#### To be done:
Below are records; work out how many of their lines hold the string "государственных" and give that number alone.

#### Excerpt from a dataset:
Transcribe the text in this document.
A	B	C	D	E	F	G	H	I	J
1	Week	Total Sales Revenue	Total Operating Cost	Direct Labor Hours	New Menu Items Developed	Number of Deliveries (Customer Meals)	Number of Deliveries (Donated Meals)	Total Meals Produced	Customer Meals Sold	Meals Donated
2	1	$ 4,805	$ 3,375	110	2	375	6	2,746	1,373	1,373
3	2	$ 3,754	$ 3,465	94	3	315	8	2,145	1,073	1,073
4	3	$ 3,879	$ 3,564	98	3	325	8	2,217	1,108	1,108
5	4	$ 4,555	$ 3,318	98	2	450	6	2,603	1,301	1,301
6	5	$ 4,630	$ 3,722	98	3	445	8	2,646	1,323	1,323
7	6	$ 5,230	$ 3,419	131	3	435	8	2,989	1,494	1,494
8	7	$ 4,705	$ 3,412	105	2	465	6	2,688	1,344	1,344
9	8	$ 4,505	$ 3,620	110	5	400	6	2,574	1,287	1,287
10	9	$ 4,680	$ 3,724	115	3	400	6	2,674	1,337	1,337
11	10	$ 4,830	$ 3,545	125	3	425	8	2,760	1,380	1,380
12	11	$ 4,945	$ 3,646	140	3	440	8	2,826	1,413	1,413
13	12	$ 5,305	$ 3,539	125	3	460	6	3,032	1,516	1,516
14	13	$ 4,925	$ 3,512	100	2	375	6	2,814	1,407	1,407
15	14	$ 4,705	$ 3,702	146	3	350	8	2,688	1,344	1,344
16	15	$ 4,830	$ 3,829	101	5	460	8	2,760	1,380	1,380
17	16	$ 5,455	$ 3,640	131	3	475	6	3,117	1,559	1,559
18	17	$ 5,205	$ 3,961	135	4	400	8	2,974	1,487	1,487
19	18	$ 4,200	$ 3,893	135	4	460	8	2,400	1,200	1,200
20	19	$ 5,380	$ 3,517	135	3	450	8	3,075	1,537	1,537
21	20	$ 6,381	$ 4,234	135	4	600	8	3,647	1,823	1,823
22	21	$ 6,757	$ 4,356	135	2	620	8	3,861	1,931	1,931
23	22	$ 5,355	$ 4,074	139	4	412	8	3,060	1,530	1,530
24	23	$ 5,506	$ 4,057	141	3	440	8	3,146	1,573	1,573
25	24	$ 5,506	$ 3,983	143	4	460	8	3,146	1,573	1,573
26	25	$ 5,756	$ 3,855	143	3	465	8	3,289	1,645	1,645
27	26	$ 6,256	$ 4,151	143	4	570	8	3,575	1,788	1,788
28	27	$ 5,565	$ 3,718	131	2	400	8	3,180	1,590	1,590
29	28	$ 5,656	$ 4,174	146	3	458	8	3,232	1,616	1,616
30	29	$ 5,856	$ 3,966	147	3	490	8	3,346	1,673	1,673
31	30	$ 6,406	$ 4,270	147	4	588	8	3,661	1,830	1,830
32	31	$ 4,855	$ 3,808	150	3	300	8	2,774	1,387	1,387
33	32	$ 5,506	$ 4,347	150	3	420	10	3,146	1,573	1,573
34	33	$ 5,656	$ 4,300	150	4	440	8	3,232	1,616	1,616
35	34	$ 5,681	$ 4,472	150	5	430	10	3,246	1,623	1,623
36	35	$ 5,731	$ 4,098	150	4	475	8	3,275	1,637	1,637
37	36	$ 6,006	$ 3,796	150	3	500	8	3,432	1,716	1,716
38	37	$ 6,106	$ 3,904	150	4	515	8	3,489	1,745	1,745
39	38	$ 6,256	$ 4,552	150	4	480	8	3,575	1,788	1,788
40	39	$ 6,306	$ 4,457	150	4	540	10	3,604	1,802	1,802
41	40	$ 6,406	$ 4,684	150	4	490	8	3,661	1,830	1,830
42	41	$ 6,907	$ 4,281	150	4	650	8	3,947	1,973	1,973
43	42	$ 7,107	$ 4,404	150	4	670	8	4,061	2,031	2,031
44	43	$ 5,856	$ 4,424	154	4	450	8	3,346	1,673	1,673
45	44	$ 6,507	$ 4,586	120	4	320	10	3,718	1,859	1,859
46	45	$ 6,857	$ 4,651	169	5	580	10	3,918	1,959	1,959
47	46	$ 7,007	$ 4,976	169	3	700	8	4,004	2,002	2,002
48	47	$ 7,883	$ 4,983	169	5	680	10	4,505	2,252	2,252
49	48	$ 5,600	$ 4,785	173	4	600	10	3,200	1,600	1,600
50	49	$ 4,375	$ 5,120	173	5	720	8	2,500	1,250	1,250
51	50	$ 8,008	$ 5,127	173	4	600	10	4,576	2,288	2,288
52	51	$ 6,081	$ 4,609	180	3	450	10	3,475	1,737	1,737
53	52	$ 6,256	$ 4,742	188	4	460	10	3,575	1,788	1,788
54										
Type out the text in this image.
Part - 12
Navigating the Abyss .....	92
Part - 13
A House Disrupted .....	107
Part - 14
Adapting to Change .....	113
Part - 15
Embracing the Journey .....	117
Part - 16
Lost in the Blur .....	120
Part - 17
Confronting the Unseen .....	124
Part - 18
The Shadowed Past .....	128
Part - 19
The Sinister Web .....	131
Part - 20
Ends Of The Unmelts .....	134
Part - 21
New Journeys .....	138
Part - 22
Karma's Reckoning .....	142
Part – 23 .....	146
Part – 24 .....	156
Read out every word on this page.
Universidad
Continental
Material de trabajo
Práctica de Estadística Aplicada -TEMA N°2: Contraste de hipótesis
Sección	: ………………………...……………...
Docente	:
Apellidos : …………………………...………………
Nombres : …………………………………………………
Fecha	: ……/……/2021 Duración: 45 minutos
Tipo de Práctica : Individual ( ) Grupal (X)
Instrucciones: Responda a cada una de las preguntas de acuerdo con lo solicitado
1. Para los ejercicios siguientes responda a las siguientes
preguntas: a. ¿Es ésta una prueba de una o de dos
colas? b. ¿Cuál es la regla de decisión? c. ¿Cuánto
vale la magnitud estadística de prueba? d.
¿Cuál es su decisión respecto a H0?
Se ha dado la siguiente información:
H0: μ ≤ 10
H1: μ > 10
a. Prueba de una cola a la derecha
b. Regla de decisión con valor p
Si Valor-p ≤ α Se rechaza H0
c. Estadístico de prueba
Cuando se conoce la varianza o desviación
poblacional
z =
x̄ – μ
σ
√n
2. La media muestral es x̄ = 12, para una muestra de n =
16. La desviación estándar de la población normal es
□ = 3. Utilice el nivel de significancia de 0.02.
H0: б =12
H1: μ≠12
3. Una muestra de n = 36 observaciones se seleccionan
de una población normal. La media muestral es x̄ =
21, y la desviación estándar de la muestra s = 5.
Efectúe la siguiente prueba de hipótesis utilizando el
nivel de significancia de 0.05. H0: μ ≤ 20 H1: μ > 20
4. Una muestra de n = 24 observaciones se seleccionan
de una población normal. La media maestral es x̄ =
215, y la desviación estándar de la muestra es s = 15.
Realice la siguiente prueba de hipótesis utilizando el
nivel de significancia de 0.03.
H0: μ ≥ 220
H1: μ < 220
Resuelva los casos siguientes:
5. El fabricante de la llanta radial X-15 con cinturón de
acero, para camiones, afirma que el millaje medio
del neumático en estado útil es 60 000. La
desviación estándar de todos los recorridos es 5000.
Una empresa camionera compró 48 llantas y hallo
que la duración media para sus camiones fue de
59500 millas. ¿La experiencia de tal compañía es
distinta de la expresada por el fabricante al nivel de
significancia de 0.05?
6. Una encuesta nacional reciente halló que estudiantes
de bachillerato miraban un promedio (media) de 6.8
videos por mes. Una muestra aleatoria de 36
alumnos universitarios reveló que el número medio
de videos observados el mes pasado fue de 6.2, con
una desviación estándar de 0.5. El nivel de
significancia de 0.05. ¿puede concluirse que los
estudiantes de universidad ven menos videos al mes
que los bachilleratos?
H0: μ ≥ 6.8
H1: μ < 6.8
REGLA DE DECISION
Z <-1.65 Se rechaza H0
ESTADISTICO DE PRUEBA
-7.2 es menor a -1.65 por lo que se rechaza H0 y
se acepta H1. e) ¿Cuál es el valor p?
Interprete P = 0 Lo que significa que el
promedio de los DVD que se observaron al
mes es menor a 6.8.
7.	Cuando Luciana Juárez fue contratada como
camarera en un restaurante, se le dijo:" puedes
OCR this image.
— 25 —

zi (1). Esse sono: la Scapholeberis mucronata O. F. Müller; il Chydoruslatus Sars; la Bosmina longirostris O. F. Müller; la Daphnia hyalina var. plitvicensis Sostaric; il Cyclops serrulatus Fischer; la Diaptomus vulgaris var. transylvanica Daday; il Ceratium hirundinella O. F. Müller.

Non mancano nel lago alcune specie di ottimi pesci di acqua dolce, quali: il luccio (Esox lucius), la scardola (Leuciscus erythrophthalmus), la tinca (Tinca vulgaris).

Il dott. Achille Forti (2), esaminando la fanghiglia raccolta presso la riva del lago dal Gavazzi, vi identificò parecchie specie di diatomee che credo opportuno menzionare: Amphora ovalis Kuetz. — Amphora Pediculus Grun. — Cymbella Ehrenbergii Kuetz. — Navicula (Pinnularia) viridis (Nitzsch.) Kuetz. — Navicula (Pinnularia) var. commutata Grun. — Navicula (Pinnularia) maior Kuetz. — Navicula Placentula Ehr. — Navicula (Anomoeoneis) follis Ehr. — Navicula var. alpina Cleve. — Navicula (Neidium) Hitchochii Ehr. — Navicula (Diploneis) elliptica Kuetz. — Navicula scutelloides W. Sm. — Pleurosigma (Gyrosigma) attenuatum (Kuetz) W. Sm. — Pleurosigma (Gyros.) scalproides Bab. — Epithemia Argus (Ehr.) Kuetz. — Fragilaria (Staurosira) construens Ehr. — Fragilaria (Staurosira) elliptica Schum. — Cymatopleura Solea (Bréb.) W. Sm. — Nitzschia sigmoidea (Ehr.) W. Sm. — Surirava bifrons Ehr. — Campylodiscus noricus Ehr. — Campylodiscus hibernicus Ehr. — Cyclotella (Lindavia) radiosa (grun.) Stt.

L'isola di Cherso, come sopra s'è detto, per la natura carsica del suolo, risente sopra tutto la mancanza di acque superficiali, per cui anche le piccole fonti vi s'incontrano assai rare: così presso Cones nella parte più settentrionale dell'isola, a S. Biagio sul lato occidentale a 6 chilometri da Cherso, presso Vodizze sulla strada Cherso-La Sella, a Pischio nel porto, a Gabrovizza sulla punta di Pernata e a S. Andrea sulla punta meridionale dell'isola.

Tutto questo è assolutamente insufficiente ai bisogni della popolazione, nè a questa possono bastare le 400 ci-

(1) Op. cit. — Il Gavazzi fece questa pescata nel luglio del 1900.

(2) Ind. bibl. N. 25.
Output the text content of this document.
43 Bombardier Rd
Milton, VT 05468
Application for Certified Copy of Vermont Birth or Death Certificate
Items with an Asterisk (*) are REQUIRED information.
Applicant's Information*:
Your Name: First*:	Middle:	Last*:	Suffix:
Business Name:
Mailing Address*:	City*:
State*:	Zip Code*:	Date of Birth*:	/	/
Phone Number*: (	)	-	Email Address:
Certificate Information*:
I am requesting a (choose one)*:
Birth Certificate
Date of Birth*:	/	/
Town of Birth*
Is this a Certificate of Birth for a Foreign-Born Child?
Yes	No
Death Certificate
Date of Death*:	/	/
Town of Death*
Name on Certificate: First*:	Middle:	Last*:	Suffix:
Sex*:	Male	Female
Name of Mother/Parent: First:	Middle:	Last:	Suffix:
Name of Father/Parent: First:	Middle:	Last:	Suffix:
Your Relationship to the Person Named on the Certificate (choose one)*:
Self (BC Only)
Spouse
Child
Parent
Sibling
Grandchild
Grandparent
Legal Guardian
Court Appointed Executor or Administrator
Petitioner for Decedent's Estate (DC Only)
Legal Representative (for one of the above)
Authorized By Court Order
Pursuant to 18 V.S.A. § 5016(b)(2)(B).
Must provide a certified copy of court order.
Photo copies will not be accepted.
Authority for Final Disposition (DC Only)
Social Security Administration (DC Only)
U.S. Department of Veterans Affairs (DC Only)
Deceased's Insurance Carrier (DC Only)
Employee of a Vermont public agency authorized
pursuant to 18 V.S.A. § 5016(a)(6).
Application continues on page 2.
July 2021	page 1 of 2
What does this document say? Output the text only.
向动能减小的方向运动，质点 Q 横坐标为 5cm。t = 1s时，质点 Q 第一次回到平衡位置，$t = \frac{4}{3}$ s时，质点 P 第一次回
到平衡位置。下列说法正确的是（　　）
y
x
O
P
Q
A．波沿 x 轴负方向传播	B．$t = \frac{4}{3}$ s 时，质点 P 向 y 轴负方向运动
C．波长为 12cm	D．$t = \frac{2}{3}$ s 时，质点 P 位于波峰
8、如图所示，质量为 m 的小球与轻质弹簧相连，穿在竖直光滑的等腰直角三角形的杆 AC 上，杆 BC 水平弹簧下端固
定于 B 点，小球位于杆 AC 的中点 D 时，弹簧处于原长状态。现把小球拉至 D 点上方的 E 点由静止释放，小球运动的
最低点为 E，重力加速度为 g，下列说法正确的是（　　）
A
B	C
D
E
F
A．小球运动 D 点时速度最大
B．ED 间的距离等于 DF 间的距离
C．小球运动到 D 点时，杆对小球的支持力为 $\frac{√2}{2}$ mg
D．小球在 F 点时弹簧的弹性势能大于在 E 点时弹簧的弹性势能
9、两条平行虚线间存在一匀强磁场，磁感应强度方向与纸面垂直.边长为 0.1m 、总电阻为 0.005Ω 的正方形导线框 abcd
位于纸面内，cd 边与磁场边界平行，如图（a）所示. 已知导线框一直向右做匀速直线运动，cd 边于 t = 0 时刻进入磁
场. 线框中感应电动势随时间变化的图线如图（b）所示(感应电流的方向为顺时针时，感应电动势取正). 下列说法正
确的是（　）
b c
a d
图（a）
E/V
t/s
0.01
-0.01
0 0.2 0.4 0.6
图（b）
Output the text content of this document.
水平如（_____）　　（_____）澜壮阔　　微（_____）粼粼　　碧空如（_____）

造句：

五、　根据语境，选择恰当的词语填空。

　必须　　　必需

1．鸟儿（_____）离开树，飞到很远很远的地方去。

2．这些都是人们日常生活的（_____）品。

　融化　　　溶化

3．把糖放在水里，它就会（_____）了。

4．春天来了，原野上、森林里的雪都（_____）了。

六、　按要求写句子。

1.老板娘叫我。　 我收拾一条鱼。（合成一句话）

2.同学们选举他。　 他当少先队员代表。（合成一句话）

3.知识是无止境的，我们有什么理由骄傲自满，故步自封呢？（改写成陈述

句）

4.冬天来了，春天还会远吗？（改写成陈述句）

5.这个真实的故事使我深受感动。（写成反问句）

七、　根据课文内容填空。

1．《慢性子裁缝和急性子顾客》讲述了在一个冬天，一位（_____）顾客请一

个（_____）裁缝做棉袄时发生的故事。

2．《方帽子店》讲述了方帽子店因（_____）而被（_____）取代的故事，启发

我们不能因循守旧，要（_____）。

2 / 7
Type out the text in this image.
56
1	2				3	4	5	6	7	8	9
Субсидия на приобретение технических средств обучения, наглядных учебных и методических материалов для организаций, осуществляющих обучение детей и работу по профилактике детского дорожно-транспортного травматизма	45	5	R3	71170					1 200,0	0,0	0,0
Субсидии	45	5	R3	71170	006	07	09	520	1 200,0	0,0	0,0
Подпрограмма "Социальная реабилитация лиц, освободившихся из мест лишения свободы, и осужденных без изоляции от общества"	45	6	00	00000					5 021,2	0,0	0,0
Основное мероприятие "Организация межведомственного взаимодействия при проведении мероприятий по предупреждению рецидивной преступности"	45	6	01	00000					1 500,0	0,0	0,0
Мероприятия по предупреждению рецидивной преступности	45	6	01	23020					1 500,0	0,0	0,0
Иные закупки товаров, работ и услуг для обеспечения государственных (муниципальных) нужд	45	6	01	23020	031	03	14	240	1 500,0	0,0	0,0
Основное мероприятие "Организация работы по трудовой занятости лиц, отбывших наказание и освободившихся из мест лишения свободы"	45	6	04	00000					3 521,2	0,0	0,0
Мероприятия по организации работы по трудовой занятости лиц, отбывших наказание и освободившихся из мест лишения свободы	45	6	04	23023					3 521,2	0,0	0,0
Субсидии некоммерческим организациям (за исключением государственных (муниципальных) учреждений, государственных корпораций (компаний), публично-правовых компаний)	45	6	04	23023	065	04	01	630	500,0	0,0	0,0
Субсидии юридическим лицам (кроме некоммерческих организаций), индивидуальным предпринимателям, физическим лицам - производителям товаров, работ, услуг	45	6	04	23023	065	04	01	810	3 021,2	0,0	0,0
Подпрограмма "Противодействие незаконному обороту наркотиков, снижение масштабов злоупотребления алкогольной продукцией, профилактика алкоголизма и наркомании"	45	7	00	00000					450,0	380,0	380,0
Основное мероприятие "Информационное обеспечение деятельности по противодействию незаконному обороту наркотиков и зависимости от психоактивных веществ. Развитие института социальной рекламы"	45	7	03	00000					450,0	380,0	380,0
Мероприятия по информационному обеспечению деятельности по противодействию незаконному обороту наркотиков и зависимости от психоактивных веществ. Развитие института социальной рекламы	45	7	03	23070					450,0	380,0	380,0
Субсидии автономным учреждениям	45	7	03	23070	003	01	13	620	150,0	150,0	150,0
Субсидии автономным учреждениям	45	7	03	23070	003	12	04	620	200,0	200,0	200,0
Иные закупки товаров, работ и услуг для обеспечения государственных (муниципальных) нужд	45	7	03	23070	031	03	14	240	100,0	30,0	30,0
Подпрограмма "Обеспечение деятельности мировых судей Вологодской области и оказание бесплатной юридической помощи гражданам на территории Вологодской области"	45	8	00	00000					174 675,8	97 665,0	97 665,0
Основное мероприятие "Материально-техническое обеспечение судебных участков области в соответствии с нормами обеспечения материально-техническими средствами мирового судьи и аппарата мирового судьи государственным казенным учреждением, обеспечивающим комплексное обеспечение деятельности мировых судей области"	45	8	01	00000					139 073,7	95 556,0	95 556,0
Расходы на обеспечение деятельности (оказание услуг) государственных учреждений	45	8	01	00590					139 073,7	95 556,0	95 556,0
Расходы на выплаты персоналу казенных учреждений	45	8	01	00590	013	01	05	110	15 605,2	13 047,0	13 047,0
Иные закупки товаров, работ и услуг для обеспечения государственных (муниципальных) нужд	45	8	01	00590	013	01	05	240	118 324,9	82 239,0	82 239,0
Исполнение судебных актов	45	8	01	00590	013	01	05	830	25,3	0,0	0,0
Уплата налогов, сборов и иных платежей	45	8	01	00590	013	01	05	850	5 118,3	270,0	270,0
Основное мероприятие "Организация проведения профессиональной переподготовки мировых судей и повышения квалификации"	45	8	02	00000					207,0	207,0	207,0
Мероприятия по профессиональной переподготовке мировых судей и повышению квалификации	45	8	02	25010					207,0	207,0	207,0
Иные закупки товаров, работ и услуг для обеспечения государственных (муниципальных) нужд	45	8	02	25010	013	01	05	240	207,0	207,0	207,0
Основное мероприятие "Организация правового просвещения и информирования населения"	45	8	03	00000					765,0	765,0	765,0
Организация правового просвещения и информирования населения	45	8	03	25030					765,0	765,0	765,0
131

#### Response to this task:
6